Items from a data source:

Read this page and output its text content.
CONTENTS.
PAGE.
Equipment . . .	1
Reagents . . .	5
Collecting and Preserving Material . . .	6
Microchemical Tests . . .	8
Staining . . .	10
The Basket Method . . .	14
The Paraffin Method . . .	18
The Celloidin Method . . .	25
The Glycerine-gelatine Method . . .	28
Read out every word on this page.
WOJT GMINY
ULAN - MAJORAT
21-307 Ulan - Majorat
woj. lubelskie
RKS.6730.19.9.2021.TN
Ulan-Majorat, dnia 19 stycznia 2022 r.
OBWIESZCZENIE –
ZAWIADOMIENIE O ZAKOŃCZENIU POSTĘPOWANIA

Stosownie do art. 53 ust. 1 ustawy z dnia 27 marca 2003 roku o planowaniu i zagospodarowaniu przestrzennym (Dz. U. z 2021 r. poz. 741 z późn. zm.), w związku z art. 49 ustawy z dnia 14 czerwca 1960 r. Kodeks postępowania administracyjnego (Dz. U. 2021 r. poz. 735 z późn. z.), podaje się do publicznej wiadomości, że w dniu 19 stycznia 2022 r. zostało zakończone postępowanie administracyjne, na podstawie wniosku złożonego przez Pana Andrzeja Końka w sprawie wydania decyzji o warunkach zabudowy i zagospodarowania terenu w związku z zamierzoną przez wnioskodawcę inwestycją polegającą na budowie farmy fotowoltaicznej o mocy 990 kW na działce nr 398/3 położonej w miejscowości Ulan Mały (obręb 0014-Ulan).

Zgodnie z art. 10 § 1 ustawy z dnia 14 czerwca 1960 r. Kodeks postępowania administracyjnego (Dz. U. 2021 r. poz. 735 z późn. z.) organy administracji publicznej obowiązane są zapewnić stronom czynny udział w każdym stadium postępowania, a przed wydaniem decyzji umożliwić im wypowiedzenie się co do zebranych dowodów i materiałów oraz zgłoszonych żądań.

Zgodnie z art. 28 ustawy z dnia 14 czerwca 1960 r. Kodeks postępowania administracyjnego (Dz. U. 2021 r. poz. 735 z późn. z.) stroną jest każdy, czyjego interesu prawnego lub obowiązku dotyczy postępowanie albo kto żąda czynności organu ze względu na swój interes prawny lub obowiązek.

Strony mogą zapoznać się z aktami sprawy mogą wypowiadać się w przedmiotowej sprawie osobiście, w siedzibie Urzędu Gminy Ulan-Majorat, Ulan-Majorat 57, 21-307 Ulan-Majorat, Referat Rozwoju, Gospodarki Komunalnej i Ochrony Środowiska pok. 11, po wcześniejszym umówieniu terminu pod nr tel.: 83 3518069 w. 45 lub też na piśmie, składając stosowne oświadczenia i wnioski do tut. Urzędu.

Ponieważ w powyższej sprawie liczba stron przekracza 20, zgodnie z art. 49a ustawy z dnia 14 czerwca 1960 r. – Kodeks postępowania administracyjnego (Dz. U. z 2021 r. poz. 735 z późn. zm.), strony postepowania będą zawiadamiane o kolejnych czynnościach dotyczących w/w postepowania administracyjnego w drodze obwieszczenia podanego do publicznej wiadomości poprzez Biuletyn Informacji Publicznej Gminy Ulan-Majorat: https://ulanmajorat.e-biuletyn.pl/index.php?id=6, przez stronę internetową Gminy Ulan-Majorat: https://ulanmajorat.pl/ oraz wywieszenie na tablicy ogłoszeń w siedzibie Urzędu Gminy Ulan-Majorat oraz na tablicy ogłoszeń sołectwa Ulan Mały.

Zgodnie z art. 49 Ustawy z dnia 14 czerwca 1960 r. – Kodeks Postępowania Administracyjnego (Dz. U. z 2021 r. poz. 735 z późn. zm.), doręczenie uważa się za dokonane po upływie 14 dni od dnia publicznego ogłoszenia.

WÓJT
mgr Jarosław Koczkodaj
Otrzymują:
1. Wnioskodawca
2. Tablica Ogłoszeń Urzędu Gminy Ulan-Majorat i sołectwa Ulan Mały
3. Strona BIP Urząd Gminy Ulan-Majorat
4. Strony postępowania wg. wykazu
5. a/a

_Objective_:
Extract every line from the records above that contains the word "Read".

_Exercise answer_:
Read this page and output its text content.
Read out every word on this page.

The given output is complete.